(Stored data)
::::

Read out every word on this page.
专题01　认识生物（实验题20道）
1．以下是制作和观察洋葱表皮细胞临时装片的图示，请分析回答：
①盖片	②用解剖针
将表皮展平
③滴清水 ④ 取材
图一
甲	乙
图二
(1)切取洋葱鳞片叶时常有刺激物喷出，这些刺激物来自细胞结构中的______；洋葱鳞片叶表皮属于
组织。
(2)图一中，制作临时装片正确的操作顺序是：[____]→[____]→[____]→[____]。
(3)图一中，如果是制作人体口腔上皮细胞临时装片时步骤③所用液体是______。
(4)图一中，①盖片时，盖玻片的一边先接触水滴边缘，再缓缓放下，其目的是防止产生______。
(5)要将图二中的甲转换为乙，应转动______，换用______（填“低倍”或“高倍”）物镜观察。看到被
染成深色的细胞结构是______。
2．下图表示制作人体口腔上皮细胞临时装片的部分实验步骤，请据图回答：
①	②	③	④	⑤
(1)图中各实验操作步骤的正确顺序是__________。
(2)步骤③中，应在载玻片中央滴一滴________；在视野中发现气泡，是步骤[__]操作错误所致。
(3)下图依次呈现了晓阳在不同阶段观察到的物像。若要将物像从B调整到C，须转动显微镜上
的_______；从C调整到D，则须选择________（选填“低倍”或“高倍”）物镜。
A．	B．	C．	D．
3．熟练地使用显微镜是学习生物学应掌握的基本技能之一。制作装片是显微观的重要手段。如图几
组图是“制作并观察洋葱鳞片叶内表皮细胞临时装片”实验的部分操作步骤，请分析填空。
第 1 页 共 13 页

::::

Write the data back out verbatim.

Read out every word on this page.
专题01　认识生物（实验题20道）
1．以下是制作和观察洋葱表皮细胞临时装片的图示，请分析回答：
①盖片	②用解剖针
将表皮展平
③滴清水 ④ 取材
图一
甲	乙
图二
(1)切取洋葱鳞片叶时常有刺激物喷出，这些刺激物来自细胞结构中的______；洋葱鳞片叶表皮属于
组织。
(2)图一中，制作临时装片正确的操作顺序是：[____]→[____]→[____]→[____]。
(3)图一中，如果是制作人体口腔上皮细胞临时装片时步骤③所用液体是______。
(4)图一中，①盖片时，盖玻片的一边先接触水滴边缘，再缓缓放下，其目的是防止产生______。
(5)要将图二中的甲转换为乙，应转动______，换用______（填“低倍”或“高倍”）物镜观察。看到被
染成深色的细胞结构是______。
2．下图表示制作人体口腔上皮细胞临时装片的部分实验步骤，请据图回答：
①	②	③	④	⑤
(1)图中各实验操作步骤的正确顺序是__________。
(2)步骤③中，应在载玻片中央滴一滴________；在视野中发现气泡，是步骤[__]操作错误所致。
(3)下图依次呈现了晓阳在不同阶段观察到的物像。若要将物像从B调整到C，须转动显微镜上
的_______；从C调整到D，则须选择________（选填“低倍”或“高倍”）物镜。
A．	B．	C．	D．
3．熟练地使用显微镜是学习生物学应掌握的基本技能之一。制作装片是显微观的重要手段。如图几
组图是“制作并观察洋葱鳞片叶内表皮细胞临时装片”实验的部分操作步骤，请分析填空。
第 1 页 共 13 页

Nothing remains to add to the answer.